=== PASSAGE PROVIDED ===

George Hearst

George Hearst was born in 1821 to pioneer farmers in Franklin County, Missouri.  Farm life was hard and demanded most of the families efforts to be focused on the production of food. He received very little formal schooling but was an avid reader and quick learner.  In 1846, when George was just 25, his father died leaving him responsible for the $10,000 debt, ($236,000 in 2005 dollars) his family had accumulated.  George improved the profitability of the farm, opened a store in town, and leased two lead mines.[i] 

His interest in mining was aroused as a 15 year old.  Always helping his father around the farm, they used to drive hogs down to some Frenchmen who were operating a smelter near them.  As George writes in his autobiography, "The Frenchmen used to mine in the little shallow diggings and as soon as they got out a few hundred pounds of ore they would sell it... We had tables, and beds and chairs and that was about all, but these people had things which they brought from France which was very beautiful I thought... I naturally saw that they had a good deal of money.  I think that was what induced me to go into mining."[ii]

His knack for mining and success in mining production lead to the local native American’s bestowing on him the name, “the boy the earth talked to.”  By January, 1848 George had paid off the entire debt and was now running a profitable operation.  That same year, George Marshall discovered gold at Coloma, California.


When he was satisfied his mother and sister were financially secure, in 1849 George headed to California with his cousins the Clarks to try their luck at gold mining.  At first they had little success, but when they moved up to the Grass Valley where a quartz strike at Gold Hill was made they hit a gold bearing quartz ledge. Because of his experience in lead mining, George understood how to extract the gold efficiently from the quartz giving him an edge over other miners.  Very quickly they became the experts at mining in the gold rush era and discovered mines then sold them for a  quick profit.  In 1857 they located the rich La Compton mine near Nevada City.

=== STORED RECORDS ===

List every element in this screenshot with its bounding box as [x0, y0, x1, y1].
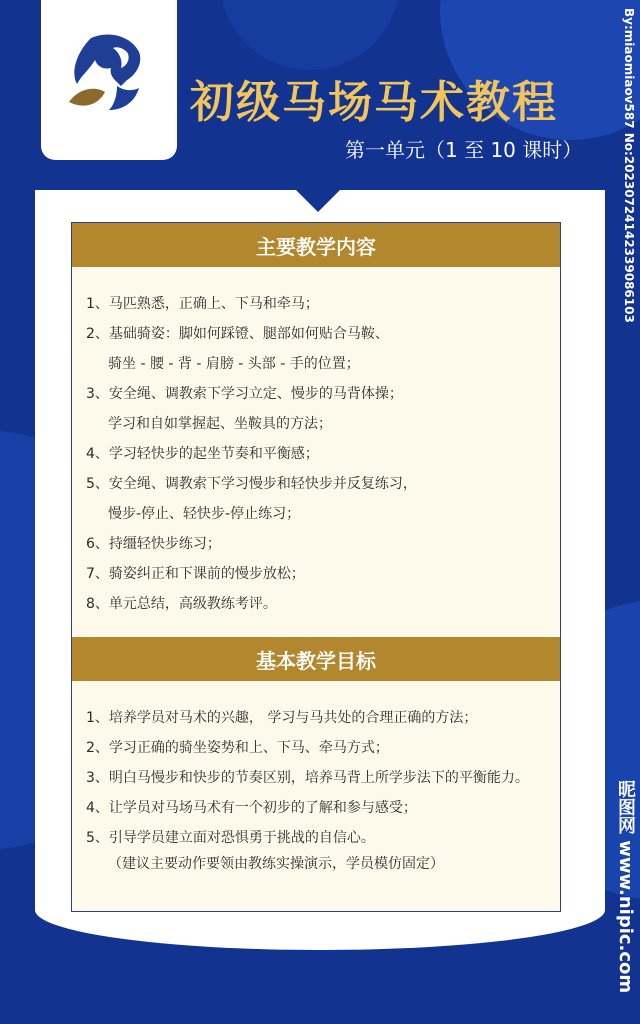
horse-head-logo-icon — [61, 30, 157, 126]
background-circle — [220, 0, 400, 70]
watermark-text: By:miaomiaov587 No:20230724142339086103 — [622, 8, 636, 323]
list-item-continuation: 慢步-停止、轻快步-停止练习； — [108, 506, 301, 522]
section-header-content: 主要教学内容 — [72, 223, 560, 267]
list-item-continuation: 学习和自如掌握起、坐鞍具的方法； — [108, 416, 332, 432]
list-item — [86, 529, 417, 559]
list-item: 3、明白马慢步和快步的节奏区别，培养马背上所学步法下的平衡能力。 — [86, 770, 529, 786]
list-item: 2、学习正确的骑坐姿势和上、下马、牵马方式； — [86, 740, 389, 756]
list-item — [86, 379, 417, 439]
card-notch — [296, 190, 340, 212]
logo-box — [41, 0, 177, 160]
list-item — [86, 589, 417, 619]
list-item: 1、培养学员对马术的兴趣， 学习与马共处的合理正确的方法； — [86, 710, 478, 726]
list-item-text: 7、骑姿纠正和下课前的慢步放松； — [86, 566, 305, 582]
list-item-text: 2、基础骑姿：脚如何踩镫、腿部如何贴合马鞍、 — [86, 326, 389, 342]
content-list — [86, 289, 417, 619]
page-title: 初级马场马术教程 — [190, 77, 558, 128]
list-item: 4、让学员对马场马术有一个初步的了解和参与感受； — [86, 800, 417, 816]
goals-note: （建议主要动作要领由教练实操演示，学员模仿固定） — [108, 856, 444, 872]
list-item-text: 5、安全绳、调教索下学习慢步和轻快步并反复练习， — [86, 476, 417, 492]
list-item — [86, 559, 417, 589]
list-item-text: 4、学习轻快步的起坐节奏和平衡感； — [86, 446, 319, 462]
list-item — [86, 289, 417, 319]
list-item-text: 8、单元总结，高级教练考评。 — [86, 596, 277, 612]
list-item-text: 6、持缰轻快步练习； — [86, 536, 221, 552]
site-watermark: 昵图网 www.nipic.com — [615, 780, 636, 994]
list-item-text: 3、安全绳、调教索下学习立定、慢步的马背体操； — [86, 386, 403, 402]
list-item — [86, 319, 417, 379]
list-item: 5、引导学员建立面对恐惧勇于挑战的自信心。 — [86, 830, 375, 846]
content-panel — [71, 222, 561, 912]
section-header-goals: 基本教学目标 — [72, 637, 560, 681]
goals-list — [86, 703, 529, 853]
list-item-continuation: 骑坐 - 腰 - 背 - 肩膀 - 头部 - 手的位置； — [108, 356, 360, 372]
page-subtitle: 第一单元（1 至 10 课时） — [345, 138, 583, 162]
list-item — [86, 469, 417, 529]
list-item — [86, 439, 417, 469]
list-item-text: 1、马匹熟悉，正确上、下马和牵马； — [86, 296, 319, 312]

===

EXERCISE TASKS |
a - From the George Hearst biography, list each year given for an event in Hearst's own life, along with the event the biography ties to that year.
b - Write the next paragraph of the George Hearst biography, picking up after its last sentence.

RESULTS |
a -
- 1821: He was born to pioneer farmers in Franklin County, Missouri.
- 1846: His father died, leaving him responsible for the family's $10,000 debt.
- 1848 (January): He had paid off the entire debt and was running a profitable operation.
- 1849: He headed to California with his cousins the Clarks to try gold mining.
- 1857: He and the Clarks located the rich La Compton mine near Nevada City.

b -
In 1859 word came around that silver was discovered in Nevada, then called the western Utah Territory.  Hearst sold his interest in the Compton mine an purchased 1/6th interest in the Opher Mine.  Opher later became Silver City, then Virginia City.  Hearst focused his interests on developing a process to separate silver from gold.  The mine became very productive setting off  the “Washoe Rush.”   With gold becoming scarce in California miners literally closed up shop and headed for Nevada for the “Comstock Lode.”  Stock in the mine sold for as high as $1,200 per share, or about $30,000 in today’s money.


The following year, 1860, George, still single and now 39 years old, headed back to Missouri to be by the bedside of his ailing mother who later died.  While in Missouri, he became more closely acquainted with a young neighbor girl, Phoebe Elizabeth Apperson who was 20 years his junior and a woman who would later be described by Alexander M. Nickless as, “The Most Powerful Woman in California,”[iii].   Her father, Randolph Walker Apperson was an elder in the Presbyterian Church and instilled in his daughter ambition and reverence for the Bible and a purpose “to do.”  These early lessons would follow Phoebe the rest of her life.


To the displeasure of Phoebe’s family, the couple eloped and married before moving to California where George continued to pursue his mining interests.  His investments in mines extended from California to Nevada, Utah, South Dakota and even Mexico.  In the Black Hills of South Dakota he purchased the Homestake Mine in 1877 and applied his skills at extracting its ore.  The mine became the leading producer of gold in the United States.

In 1880, Hearst acquired what was once the Daily Democrat Press but had changed its name to The Examiner after it had been the target of rampaging citizens when Abraham Lincoln was assesinated.  The papers liberal views were thought to have been part of the effort to oust the President.  There is no documentation on how Mr. Hearst purchased the paper and there has been much lore that he won it as pay off of a gambling debt.  How or why he acquired it is unknown.  However, his son William Randolph, then a student at Harvard, pleaded with his father to allow him to run it.  In 1887 he gave the paper to William Randolph to operate and his success in journalism has consumed hundreds of pages of text and was the subject of the motion picture, Citizen Kane

[ii] Judith Robinson, "The Hearst's, An American Dynasty" pp 35-37
Alexander M. Nickless, “Phoebe Apperson Hearst: The most Powerful Woman in California” (Ph.D. dissertation, University of California, Davis, 1994)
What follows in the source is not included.